# Texto extraído:
Em Portugal, governo de Passos Coelho cai 11 dias após tomar posse

Jornal GGN – O governo do conservador Pedro Passos Coelho, em Portugal, caiu apenas 11 após tomar posse, se tornando o mais curto da história da democracia portuguesa.

A queda ocorreu devido à aliança da esquerda, que tem a maioria absoluta na Câmara. Uma moção de rejeição foi aprovada por 123 votos a favor e 107 contra. Passos Coelho ganhou a eleição no dia 4 de outubro com cerca de 39% dos votos, seis a mais que o segundo colocado, o socilaista António Costa. 

Enviado por Gilberto Cruvinel

Do Estadão

Esquerda aprova moção e governo de Passos Coelho cai em Portugal

Como estava previsto, sua queda acontece apenas 11 dias após tomar posse, graças à aliança de socialistas com marxistas e comunistas, que juntos têm maioria absoluta na Câmara

A esquerda portuguesa aprovou nesta terça-­feira, 10, uma moção de rejeição com a qual derrubou o governo do conservador Pedro Passos Coelho, tornando-­o o mais curto da história da democracia em Portugal.

A moção foi aprovada por 123 votos a favor e 107 contra, anunciou o presidente da Assembleia Nacional, o socialista Eduardo Ferro Rodrigues, ao término da votação com a qual se encerrou o debate parlamentar sobre o programa do Executivo de centro-­direita. Como estava previsto, sua queda acontece apenas 11 dias após tomar posse, graças à aliança de socialistas com marxistas e comunistas, que juntos têm maioria absoluta na Câmara.

Passos Coelho ganhou a eleição do dia 4 de outubro com cerca de 39 % dos votos, seis pontos a mais que o segundo colocado, o líder socialista António Costa, uma vitória insuficiente para revalidar a maioria com a qual contou na legislatura anterior.

Devido às características do sistema político português -­ semipresidencialista, ao estilo do francês ­-, a Constituição outorga ao chefe do Estado um vasto poder na hora de interpretar o resultado das eleições e decidir quem deve formar governo.

O presidente, o conservador Aníbal Cavaco Silva, escolheu como primeira opção Pedro Passos Coelho por ser o candidato mais votado, com pleno conhecimento que corria o risco de ser derrubado em seu primeiro discurso no Parlamento.

A Carta Magna não obriga que o novo Executivo submeta à votação seu programa ­ uma característica que a maioria de juristas justifica com o objetivo de favorecer a existência de governos em minoria ­, mas permite à oposição apresentar uma “moção de rejeição” que, se for aprovada, implica na queda do gabinete de ministros, como ocorreu hoje.

# Material de estudo:
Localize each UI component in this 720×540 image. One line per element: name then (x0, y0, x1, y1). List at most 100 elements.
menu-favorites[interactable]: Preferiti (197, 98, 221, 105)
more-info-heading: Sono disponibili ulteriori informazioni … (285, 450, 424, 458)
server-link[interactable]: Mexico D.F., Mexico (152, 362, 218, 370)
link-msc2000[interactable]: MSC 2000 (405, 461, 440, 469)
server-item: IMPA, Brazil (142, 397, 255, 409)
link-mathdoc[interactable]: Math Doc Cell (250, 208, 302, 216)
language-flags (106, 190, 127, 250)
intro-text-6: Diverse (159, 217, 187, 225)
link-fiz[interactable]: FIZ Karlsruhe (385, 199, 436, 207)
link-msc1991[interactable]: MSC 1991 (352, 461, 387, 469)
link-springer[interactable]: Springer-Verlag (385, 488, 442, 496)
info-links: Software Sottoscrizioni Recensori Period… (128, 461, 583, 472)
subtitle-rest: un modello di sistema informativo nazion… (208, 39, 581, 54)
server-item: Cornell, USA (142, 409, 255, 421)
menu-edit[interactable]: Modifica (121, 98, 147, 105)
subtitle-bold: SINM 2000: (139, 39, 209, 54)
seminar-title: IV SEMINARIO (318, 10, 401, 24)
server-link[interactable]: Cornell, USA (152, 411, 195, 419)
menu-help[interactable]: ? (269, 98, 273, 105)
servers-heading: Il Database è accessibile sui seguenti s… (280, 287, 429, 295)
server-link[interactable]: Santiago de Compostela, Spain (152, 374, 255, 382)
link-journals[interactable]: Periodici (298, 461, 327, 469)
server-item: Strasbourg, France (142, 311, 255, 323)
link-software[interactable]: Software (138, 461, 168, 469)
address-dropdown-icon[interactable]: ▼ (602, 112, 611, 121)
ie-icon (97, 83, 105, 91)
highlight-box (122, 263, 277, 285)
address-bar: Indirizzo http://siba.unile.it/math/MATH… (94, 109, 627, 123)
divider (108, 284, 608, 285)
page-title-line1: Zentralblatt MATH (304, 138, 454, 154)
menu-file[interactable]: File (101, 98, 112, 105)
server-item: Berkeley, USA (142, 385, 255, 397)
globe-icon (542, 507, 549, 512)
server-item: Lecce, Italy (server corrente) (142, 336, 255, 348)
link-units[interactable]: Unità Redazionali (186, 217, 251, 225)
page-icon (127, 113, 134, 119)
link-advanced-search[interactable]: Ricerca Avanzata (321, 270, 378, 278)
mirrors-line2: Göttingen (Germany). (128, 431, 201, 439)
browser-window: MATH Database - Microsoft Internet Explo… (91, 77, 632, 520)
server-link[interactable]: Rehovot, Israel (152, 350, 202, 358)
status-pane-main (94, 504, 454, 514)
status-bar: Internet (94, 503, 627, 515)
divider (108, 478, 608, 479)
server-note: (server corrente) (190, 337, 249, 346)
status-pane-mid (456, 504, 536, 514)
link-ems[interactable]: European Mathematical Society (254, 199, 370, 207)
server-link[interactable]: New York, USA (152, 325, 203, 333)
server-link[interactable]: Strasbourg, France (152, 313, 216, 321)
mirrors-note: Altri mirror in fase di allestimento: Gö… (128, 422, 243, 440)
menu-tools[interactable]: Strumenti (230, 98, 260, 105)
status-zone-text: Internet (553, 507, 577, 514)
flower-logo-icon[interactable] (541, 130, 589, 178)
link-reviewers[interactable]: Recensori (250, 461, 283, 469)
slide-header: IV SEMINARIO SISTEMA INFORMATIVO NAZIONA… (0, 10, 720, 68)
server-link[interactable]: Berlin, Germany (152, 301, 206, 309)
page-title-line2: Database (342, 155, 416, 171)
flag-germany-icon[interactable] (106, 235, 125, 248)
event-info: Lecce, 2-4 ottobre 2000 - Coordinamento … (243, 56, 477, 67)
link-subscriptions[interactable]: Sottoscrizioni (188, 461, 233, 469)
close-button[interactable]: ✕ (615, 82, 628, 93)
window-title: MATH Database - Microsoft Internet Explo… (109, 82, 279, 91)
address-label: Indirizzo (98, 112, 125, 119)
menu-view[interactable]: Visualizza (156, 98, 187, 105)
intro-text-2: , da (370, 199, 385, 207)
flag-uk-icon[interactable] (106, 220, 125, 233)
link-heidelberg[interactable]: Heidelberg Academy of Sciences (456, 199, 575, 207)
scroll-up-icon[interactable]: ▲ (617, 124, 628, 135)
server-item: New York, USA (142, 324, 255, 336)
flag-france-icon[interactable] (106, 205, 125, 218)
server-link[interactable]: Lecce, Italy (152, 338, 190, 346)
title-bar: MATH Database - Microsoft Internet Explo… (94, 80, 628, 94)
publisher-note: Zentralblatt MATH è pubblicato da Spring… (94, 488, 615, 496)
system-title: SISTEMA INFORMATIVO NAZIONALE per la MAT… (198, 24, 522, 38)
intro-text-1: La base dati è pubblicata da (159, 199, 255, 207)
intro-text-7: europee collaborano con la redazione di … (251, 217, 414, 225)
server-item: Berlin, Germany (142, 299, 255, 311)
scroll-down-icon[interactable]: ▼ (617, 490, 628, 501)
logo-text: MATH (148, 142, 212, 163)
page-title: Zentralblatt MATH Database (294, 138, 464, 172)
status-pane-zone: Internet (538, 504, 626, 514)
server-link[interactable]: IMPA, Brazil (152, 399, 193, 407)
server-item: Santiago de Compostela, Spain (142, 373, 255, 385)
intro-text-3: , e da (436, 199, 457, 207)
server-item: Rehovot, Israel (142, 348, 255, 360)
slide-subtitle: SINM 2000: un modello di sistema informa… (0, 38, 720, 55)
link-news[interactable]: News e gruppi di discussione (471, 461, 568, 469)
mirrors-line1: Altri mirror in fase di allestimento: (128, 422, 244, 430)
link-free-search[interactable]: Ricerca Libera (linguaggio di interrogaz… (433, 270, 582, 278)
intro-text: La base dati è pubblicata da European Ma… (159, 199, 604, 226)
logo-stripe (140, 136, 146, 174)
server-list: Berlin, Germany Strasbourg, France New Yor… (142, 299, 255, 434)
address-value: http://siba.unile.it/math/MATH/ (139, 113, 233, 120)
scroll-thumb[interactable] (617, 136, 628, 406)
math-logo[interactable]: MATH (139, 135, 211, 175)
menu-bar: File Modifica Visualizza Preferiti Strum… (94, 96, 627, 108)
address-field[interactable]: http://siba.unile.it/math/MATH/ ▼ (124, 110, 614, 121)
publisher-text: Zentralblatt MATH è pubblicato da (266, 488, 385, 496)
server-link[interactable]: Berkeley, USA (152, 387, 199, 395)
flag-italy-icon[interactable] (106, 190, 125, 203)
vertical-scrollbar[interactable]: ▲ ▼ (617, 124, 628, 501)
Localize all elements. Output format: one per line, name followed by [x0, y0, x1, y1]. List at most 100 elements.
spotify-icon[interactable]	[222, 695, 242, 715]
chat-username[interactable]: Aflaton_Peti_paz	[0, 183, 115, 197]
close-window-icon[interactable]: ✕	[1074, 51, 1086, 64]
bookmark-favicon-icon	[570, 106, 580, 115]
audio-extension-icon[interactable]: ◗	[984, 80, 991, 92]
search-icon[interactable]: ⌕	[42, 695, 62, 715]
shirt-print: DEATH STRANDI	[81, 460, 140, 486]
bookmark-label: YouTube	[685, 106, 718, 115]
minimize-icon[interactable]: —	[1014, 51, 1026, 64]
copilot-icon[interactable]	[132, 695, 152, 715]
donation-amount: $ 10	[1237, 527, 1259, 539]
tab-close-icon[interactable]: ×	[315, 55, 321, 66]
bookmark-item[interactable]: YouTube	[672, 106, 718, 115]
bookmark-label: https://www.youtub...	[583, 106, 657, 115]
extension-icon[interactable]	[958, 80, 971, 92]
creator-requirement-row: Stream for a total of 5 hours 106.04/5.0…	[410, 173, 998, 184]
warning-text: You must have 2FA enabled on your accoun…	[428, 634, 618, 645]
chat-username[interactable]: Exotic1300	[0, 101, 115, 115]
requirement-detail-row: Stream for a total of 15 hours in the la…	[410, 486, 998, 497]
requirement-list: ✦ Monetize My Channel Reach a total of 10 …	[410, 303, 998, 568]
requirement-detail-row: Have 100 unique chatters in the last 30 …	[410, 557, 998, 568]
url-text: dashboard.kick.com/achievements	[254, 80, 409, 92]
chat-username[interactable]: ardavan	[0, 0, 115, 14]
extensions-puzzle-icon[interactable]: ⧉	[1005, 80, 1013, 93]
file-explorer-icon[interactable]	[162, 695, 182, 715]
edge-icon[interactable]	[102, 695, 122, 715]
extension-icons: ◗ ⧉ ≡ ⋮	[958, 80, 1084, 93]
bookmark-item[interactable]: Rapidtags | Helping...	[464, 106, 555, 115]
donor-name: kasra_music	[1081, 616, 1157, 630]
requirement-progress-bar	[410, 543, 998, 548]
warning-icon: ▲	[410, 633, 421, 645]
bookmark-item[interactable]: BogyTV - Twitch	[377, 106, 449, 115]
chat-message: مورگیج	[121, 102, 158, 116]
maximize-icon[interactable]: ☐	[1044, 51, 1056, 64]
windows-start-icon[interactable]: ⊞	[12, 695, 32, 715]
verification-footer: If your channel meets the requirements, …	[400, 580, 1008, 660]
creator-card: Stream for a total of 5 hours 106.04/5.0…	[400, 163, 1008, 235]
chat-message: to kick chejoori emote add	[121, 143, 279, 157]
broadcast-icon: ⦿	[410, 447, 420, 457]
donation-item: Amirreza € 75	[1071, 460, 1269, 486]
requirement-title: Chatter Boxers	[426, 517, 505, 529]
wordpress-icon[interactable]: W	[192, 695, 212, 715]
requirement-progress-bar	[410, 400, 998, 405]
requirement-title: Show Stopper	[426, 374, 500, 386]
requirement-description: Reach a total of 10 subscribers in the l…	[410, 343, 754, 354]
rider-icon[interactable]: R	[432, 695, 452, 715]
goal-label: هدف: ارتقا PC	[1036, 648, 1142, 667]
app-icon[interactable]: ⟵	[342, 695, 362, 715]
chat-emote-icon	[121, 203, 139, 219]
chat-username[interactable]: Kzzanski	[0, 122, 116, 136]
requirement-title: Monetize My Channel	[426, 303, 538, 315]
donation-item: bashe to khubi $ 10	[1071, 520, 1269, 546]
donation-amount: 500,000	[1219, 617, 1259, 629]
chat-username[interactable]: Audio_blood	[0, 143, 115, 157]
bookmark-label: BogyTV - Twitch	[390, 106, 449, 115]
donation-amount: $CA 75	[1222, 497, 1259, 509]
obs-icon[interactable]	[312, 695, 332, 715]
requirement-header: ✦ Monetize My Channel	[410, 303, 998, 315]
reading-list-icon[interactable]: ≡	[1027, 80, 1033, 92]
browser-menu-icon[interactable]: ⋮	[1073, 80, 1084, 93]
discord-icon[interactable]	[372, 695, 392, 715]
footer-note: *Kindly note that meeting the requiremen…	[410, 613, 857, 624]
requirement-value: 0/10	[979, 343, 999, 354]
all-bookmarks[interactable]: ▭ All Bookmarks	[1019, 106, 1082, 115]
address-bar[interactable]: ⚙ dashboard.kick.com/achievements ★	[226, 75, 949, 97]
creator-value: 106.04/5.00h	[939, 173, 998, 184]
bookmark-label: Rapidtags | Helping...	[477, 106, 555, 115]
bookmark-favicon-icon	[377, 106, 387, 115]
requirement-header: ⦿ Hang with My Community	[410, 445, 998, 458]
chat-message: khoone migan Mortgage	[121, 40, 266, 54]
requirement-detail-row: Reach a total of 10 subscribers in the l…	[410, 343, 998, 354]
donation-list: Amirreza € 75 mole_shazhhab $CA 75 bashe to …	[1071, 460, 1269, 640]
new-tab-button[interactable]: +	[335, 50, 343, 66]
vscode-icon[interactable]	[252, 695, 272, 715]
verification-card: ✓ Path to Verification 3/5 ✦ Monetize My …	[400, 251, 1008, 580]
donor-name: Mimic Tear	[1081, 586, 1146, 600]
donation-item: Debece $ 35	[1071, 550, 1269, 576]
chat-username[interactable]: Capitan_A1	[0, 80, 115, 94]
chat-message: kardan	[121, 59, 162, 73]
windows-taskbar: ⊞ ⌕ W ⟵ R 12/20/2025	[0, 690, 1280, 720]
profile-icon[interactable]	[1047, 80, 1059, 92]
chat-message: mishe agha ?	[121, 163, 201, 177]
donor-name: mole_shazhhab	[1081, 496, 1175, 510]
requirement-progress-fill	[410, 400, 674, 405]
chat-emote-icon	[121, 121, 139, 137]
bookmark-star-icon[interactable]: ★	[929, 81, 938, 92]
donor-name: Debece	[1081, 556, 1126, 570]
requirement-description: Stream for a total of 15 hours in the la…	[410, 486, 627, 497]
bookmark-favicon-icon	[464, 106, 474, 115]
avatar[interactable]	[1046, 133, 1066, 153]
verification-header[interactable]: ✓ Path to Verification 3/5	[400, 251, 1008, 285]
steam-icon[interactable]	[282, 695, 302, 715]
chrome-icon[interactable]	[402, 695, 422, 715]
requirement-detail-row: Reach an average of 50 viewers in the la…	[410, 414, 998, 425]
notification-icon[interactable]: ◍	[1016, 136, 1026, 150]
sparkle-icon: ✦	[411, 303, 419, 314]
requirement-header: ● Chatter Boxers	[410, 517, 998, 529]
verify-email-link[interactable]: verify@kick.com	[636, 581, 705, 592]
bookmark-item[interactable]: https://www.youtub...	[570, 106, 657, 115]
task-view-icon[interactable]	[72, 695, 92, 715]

# Tarefa proposta 1:
Na notícia sobre a queda do governo de Passos Coelho, quem anunciou o resultado da votação da moção de rejeição?
# Tarefa proposta 2:
Retome a notícia sobre a queda do governo de Passos Coelho a partir do ponto em que ela para.
O material não tem relação com a notícia sobre a queda do governo de Passos Coelho.

# Resposta esperada 1:
O presidente da Assembleia Nacional, o socialista Eduardo Ferro Rodrigues.

# Resposta esperada 2:
Desde a chegada da democracia a Portugal, há mais de quatro décadas, este recurso só prosperou uma vez, em 1978, com o independente Alfredo Nobre da Costa como líder do governo.

Nestas circunstâncias, o protagonismo recai novamente em Cavaco Silva, que deve voltar a reunir­se com todos os partidos antes de tornar pública sua decisão.

O presidente tem agora de escolher entre encarregar à esquerda a formação de governo, manter o atual interino até a realização de novas eleições ­ não antes de junho de 2016 ­ ou formar um Executivo “de iniciativa presidencial” com pessoas independentes.

Enquanto no interior do plenário a oposição derrubava o governo, duas manifestações díspares aconteciam às portas do Parlamento, uma em apoio dos conservadores e outro favorável aos grupos de esquerda.

Milhares de pessoas se juntaram na região, separadas por um corredor de segurança e atentamente vigiadas pela polícia, que reforçou o esquema de segurança para evitar incidentes.

O protesto convocado por membros dos partidos de centro­direita dirigiu suas críticas contra o líder socialista, António Costa, que se postula como o próximo primeiro-­ministro, e lhe acusou de liderar um ataque contra os legítimos ganhadores das eleições.

o outro lado, manifestantes reunidos pelo maior sindicato do país, a CGTP (de orientação comunista), mostraram seu respaldo a um acordo de esquerda que ponha fim à austeridade.